Request:
Repeat the data items below word for word, leaving out the pictures.

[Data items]
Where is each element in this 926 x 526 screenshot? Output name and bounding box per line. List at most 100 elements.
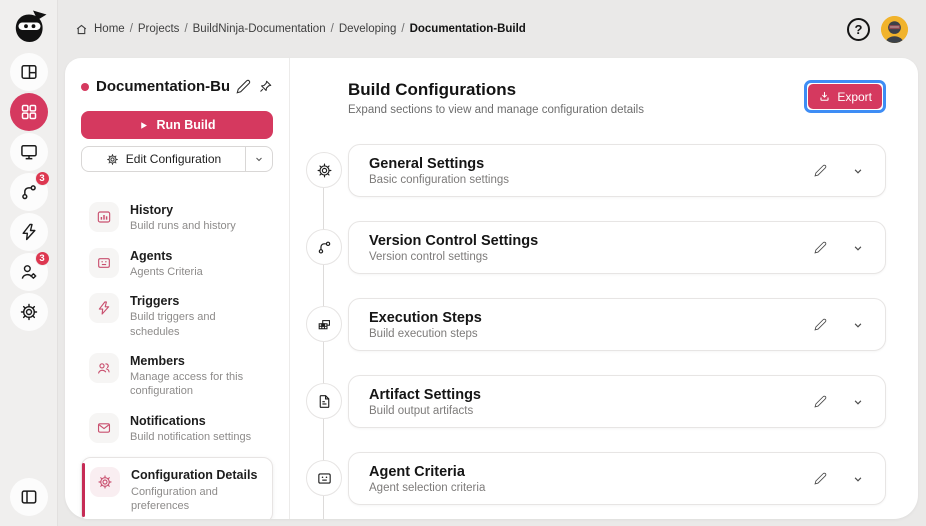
section-card[interactable]: Execution Steps Build execution steps (348, 298, 886, 351)
expand-section-button[interactable] (851, 472, 865, 486)
gear-icon (90, 467, 120, 498)
breadcrumb-projects[interactable]: Projects (138, 23, 180, 35)
edit-section-button[interactable] (814, 318, 827, 331)
breadcrumb-current: Documentation-Build (409, 23, 526, 35)
rail-item-settings[interactable] (9, 293, 48, 331)
download-icon (820, 91, 829, 101)
section-title: Artifact Settings (369, 386, 481, 403)
section-row-version-control: Version Control Settings Version control… (306, 221, 886, 274)
sidebar-item-configuration-details[interactable]: Configuration Details Configuration and … (81, 457, 273, 519)
expand-section-button[interactable] (851, 241, 865, 255)
project-status-dot (81, 82, 89, 91)
rail-item-monitor[interactable] (9, 133, 48, 171)
breadcrumb-home[interactable]: Home (94, 23, 125, 35)
rail-item-actions[interactable] (9, 213, 48, 251)
pencil-icon (814, 395, 827, 408)
section-title: Execution Steps (369, 309, 482, 326)
sidebar-item-label: Notifications (130, 413, 206, 428)
sidebar-item-label: Members (130, 353, 185, 368)
pencil-icon (814, 241, 827, 254)
section-title: Version Control Settings (369, 232, 539, 249)
user-avatar[interactable] (881, 15, 908, 43)
main-header: Build Configurations Expand sections to … (348, 80, 886, 116)
app-screen: 3 3 Home / Projects / BuildNinja-Documen… (0, 0, 926, 526)
section-row-agent-criteria: Agent Criteria Agent selection criteria (306, 452, 886, 505)
sidebar-item-description: Manage access for this configuration (130, 371, 244, 398)
icon-rail: 3 3 (0, 0, 58, 526)
run-build-button[interactable]: Run Build (81, 111, 273, 139)
edit-section-button[interactable] (814, 472, 827, 485)
pin-icon (260, 80, 272, 92)
sidebar-item-agents[interactable]: Agents Agents Criteria (81, 241, 273, 287)
page-subtitle: Expand sections to view and manage confi… (348, 104, 644, 116)
agent-terminal-icon (306, 460, 342, 496)
play-icon (141, 121, 148, 129)
export-button[interactable]: Export (808, 84, 882, 109)
sidebar-item-description: Agents Criteria (130, 265, 203, 278)
section-row-artifact-settings: Artifact Settings Build output artifacts (306, 375, 886, 428)
steps-table-icon (306, 306, 342, 342)
edit-configuration-caret[interactable] (245, 147, 272, 171)
section-card[interactable]: General Settings Basic configuration set… (348, 144, 886, 197)
sidebar-item-members[interactable]: Members Manage access for this configura… (81, 346, 273, 406)
breadcrumb-separator: / (330, 23, 334, 35)
chevron-down-icon (256, 157, 262, 162)
edit-configuration-button[interactable]: Edit Configuration (82, 147, 245, 171)
help-button[interactable]: ? (847, 17, 870, 41)
edit-section-button[interactable] (814, 164, 827, 177)
gear-icon (306, 152, 342, 188)
section-card[interactable]: Agent Criteria Agent selection criteria (348, 452, 886, 505)
edit-configuration-split-button: Edit Configuration (81, 146, 273, 172)
section-subtitle: Version control settings (369, 250, 488, 263)
sidebar-item-description: Build triggers and schedules (130, 311, 216, 338)
breadcrumb-subproject[interactable]: Developing (339, 23, 397, 35)
rail-item-dashboard[interactable] (9, 53, 48, 91)
edit-section-button[interactable] (814, 395, 827, 408)
rail-item-pipelines[interactable]: 3 (9, 171, 50, 211)
expand-section-button[interactable] (851, 395, 865, 409)
sidebar-item-label: Triggers (130, 294, 180, 309)
sidebar-item-description: Configuration and preferences (131, 485, 218, 512)
bolt-icon (89, 293, 119, 324)
breadcrumb-separator: / (401, 23, 405, 35)
section-subtitle: Build execution steps (369, 327, 478, 340)
pin-project-button[interactable] (258, 79, 273, 94)
pencil-icon (814, 472, 827, 485)
sidebar-item-label: Configuration Details (131, 468, 258, 483)
pencil-icon (236, 79, 251, 94)
project-name: Documentation-Bu... (96, 78, 229, 95)
users-icon (89, 352, 119, 383)
sidebar-item-triggers[interactable]: Triggers Build triggers and schedules (81, 286, 273, 346)
chevron-down-icon (854, 399, 862, 405)
rail-item-projects[interactable] (9, 93, 48, 131)
section-card[interactable]: Version Control Settings Version control… (348, 221, 886, 274)
breadcrumb-separator: / (129, 23, 133, 35)
chevron-down-icon (854, 476, 862, 482)
project-header: Documentation-Bu... (81, 78, 273, 95)
section-list: General Settings Basic configuration set… (306, 144, 886, 519)
edit-project-name-button[interactable] (236, 79, 251, 94)
sidebar-item-notifications[interactable]: Notifications Build notification setting… (81, 406, 273, 452)
chevron-down-icon (854, 322, 862, 328)
main-panel: Build Configurations Expand sections to … (290, 58, 918, 519)
topbar: Home / Projects / BuildNinja-Documentati… (58, 0, 926, 58)
envelope-icon (89, 412, 119, 443)
export-focus-ring: Export (804, 80, 886, 113)
breadcrumb-project[interactable]: BuildNinja-Documentation (193, 23, 326, 35)
section-title: General Settings (369, 155, 485, 172)
rail-item-user-management[interactable]: 3 (9, 251, 50, 291)
expand-section-button[interactable] (851, 164, 865, 178)
chevron-down-icon (854, 245, 862, 251)
section-card[interactable]: Artifact Settings Build output artifacts (348, 375, 886, 428)
collapse-sidebar-button[interactable] (9, 478, 48, 516)
gear-icon (106, 153, 118, 165)
page-title: Build Configurations (348, 80, 517, 99)
agents-terminal-icon (89, 247, 119, 278)
expand-section-button[interactable] (851, 318, 865, 332)
history-chart-icon (89, 202, 119, 232)
edit-section-button[interactable] (814, 241, 827, 254)
home-icon (76, 24, 87, 34)
sidebar-item-history[interactable]: History Build runs and history (81, 195, 273, 241)
breadcrumb: Home / Projects / BuildNinja-Documentati… (75, 23, 526, 36)
section-subtitle: Build output artifacts (369, 404, 474, 417)
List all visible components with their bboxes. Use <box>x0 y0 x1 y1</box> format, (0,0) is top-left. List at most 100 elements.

The solution:
Where is each element in this 926 x 526 screenshot? Output name and bounding box per line. List at most 100 elements.
section-card[interactable]: Execution Steps Build execution steps (348, 298, 886, 351)
expand-section-button[interactable] (851, 472, 865, 486)
gear-icon (90, 467, 120, 498)
breadcrumb-projects[interactable]: Projects (138, 23, 180, 35)
edit-section-button[interactable] (814, 318, 827, 331)
breadcrumb-current: Documentation-Build (409, 23, 526, 35)
rail-item-settings[interactable] (9, 293, 48, 331)
download-icon (820, 91, 829, 101)
section-title: Artifact Settings (369, 386, 481, 403)
section-row-version-control: Version Control Settings Version control… (306, 221, 886, 274)
sidebar-item-configuration-details[interactable]: Configuration Details Configuration and … (81, 457, 273, 519)
expand-section-button[interactable] (851, 241, 865, 255)
project-status-dot (81, 82, 89, 91)
rail-item-monitor[interactable] (9, 133, 48, 171)
breadcrumb-home[interactable]: Home (94, 23, 125, 35)
rail-item-actions[interactable] (9, 213, 48, 251)
pencil-icon (814, 395, 827, 408)
section-title: Execution Steps (369, 309, 482, 326)
sidebar-item-label: Notifications (130, 413, 206, 428)
sidebar-item-label: Members (130, 353, 185, 368)
pencil-icon (814, 241, 827, 254)
section-title: Version Control Settings (369, 232, 539, 249)
user-avatar[interactable] (881, 15, 908, 43)
main-header: Build Configurations Expand sections to … (348, 80, 886, 116)
app-screen: 3 3 Home / Projects / BuildNinja-Documen… (0, 0, 926, 526)
section-row-agent-criteria: Agent Criteria Agent selection criteria (306, 452, 886, 505)
sidebar-item-description: Manage access for this configuration (130, 371, 244, 398)
icon-rail: 3 3 (0, 0, 58, 526)
run-build-button[interactable]: Run Build (81, 111, 273, 139)
edit-section-button[interactable] (814, 472, 827, 485)
pin-icon (260, 80, 272, 92)
sidebar-item-agents[interactable]: Agents Agents Criteria (81, 241, 273, 287)
page-subtitle: Expand sections to view and manage confi… (348, 104, 644, 116)
agent-terminal-icon (306, 460, 342, 496)
play-icon (141, 121, 148, 129)
export-button[interactable]: Export (808, 84, 882, 109)
sidebar-item-description: Agents Criteria (130, 265, 203, 278)
section-row-artifact-settings: Artifact Settings Build output artifacts (306, 375, 886, 428)
steps-table-icon (306, 306, 342, 342)
edit-configuration-caret[interactable] (245, 147, 272, 171)
section-card[interactable]: General Settings Basic configuration set… (348, 144, 886, 197)
sidebar-item-members[interactable]: Members Manage access for this configura… (81, 346, 273, 406)
breadcrumb-separator: / (330, 23, 334, 35)
chevron-down-icon (256, 157, 262, 162)
edit-configuration-button[interactable]: Edit Configuration (82, 147, 245, 171)
help-button[interactable]: ? (847, 17, 870, 41)
edit-section-button[interactable] (814, 164, 827, 177)
gear-icon (306, 152, 342, 188)
section-card[interactable]: Agent Criteria Agent selection criteria (348, 452, 886, 505)
edit-configuration-split-button: Edit Configuration (81, 146, 273, 172)
section-subtitle: Version control settings (369, 250, 488, 263)
sidebar-item-description: Build triggers and schedules (130, 311, 216, 338)
breadcrumb-subproject[interactable]: Developing (339, 23, 397, 35)
rail-item-dashboard[interactable] (9, 53, 48, 91)
edit-section-button[interactable] (814, 395, 827, 408)
rail-item-pipelines[interactable]: 3 (9, 171, 50, 211)
expand-section-button[interactable] (851, 395, 865, 409)
sidebar-item-label: Triggers (130, 294, 180, 309)
sidebar-item-description: Configuration and preferences (131, 485, 218, 512)
bolt-icon (89, 293, 119, 324)
breadcrumb-separator: / (401, 23, 405, 35)
section-subtitle: Build execution steps (369, 327, 478, 340)
pin-project-button[interactable] (258, 79, 273, 94)
pencil-icon (814, 472, 827, 485)
sidebar-item-label: Configuration Details (131, 468, 258, 483)
pencil-icon (236, 79, 251, 94)
project-name: Documentation-Bu... (96, 78, 229, 95)
users-icon (89, 352, 119, 383)
sidebar-item-triggers[interactable]: Triggers Build triggers and schedules (81, 286, 273, 346)
chevron-down-icon (854, 399, 862, 405)
rail-item-projects[interactable] (9, 93, 48, 131)
section-card[interactable]: Version Control Settings Version control… (348, 221, 886, 274)
breadcrumb-separator: / (129, 23, 133, 35)
chevron-down-icon (854, 476, 862, 482)
project-header: Documentation-Bu... (81, 78, 273, 95)
section-list: General Settings Basic configuration set… (306, 144, 886, 519)
edit-project-name-button[interactable] (236, 79, 251, 94)
sidebar-item-notifications[interactable]: Notifications Build notification setting… (81, 406, 273, 452)
chevron-down-icon (854, 322, 862, 328)
main-panel: Build Configurations Expand sections to … (290, 58, 918, 519)
topbar: Home / Projects / BuildNinja-Documentati… (58, 0, 926, 58)
envelope-icon (89, 412, 119, 443)
export-focus-ring: Export (804, 80, 886, 113)
breadcrumb-project[interactable]: BuildNinja-Documentation (193, 23, 326, 35)
section-title: General Settings (369, 155, 485, 172)
rail-item-user-management[interactable]: 3 (9, 251, 50, 291)
expand-section-button[interactable] (851, 164, 865, 178)
chevron-down-icon (854, 245, 862, 251)
section-card[interactable]: Artifact Settings Build output artifacts (348, 375, 886, 428)
collapse-sidebar-button[interactable] (9, 478, 48, 516)
gear-icon (106, 153, 118, 165)
page-title: Build Configurations (348, 80, 517, 99)
agents-terminal-icon (89, 247, 119, 278)
expand-section-button[interactable] (851, 318, 865, 332)
history-chart-icon (89, 202, 119, 232)
edit-section-button[interactable] (814, 241, 827, 254)
home-icon (76, 24, 87, 34)
sidebar-item-history[interactable]: History Build runs and history (81, 195, 273, 241)
breadcrumb: Home / Projects / BuildNinja-Documentati… (75, 23, 526, 36)
section-subtitle: Build output artifacts (369, 404, 474, 417)
List all visible components with their bboxes. Use <box>x0 y0 x1 y1</box> format, (0,0) is top-left. List at most 100 elements.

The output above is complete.